▶ Directive:
Transcribe the material in full, exactly as written.

▶ Record excerpts:
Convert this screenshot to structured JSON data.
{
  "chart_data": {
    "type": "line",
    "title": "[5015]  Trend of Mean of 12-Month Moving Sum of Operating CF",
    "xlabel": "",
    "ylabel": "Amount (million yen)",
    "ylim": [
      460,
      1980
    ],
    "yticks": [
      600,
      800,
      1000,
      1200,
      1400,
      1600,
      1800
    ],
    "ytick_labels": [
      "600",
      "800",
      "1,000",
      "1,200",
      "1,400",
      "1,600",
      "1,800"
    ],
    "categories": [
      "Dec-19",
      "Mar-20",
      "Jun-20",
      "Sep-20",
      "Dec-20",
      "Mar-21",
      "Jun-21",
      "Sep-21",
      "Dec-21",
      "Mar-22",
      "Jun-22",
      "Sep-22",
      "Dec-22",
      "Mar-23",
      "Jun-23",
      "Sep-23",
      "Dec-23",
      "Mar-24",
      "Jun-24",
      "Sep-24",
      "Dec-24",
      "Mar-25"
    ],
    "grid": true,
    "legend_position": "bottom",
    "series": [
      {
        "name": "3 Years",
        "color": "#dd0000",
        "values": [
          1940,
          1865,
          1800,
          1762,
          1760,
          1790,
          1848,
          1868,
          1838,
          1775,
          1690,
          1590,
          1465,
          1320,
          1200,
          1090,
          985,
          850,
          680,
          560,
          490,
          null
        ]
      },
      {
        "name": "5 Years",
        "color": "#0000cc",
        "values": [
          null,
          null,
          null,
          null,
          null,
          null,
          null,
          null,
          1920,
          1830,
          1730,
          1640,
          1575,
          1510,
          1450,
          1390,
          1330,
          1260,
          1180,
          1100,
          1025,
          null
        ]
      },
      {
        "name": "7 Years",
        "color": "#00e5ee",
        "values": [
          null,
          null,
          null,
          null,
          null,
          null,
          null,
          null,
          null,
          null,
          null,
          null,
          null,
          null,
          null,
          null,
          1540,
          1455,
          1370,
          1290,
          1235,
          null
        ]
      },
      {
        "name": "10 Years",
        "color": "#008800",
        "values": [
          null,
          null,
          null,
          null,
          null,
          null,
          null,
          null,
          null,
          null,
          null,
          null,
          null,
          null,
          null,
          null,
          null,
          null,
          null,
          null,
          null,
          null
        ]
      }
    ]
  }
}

▶ Written answer:
Convert this screenshot to structured JSON data.
{
  "chart_data": {
    "type": "line",
    "title": "[5015]  Trend of Mean of 12-Month Moving Sum of Operating CF",
    "xlabel": "",
    "ylabel": "Amount (million yen)",
    "ylim": [
      460,
      1980
    ],
    "yticks": [
      600,
      800,
      1000,
      1200,
      1400,
      1600,
      1800
    ],
    "ytick_labels": [
      "600",
      "800",
      "1,000",
      "1,200",
      "1,400",
      "1,600",
      "1,800"
    ],
    "categories": [
      "Dec-19",
      "Mar-20",
      "Jun-20",
      "Sep-20",
      "Dec-20",
      "Mar-21",
      "Jun-21",
      "Sep-21",
      "Dec-21",
      "Mar-22",
      "Jun-22",
      "Sep-22",
      "Dec-22",
      "Mar-23",
      "Jun-23",
      "Sep-23",
      "Dec-23",
      "Mar-24",
      "Jun-24",
      "Sep-24",
      "Dec-24",
      "Mar-25"
    ],
    "grid": true,
    "legend_position": "bottom",
    "series": [
      {
        "name": "3 Years",
        "color": "#dd0000",
        "values": [
          1940,
          1865,
          1800,
          1762,
          1760,
          1790,
          1848,
          1868,
          1838,
          1775,
          1690,
          1590,
          1465,
          1320,
          1200,
          1090,
          985,
          850,
          680,
          560,
          490,
          null
        ]
      },
      {
        "name": "5 Years",
        "color": "#0000cc",
        "values": [
          null,
          null,
          null,
          null,
          null,
          null,
          null,
          null,
          1920,
          1830,
          1730,
          1640,
          1575,
          1510,
          1450,
          1390,
          1330,
          1260,
          1180,
          1100,
          1025,
          null
        ]
      },
      {
        "name": "7 Years",
        "color": "#00e5ee",
        "values": [
          null,
          null,
          null,
          null,
          null,
          null,
          null,
          null,
          null,
          null,
          null,
          null,
          null,
          null,
          null,
          null,
          1540,
          1455,
          1370,
          1290,
          1235,
          null
        ]
      },
      {
        "name": "10 Years",
        "color": "#008800",
        "values": [
          null,
          null,
          null,
          null,
          null,
          null,
          null,
          null,
          null,
          null,
          null,
          null,
          null,
          null,
          null,
          null,
          null,
          null,
          null,
          null,
          null,
          null
        ]
      }
    ]
  }
}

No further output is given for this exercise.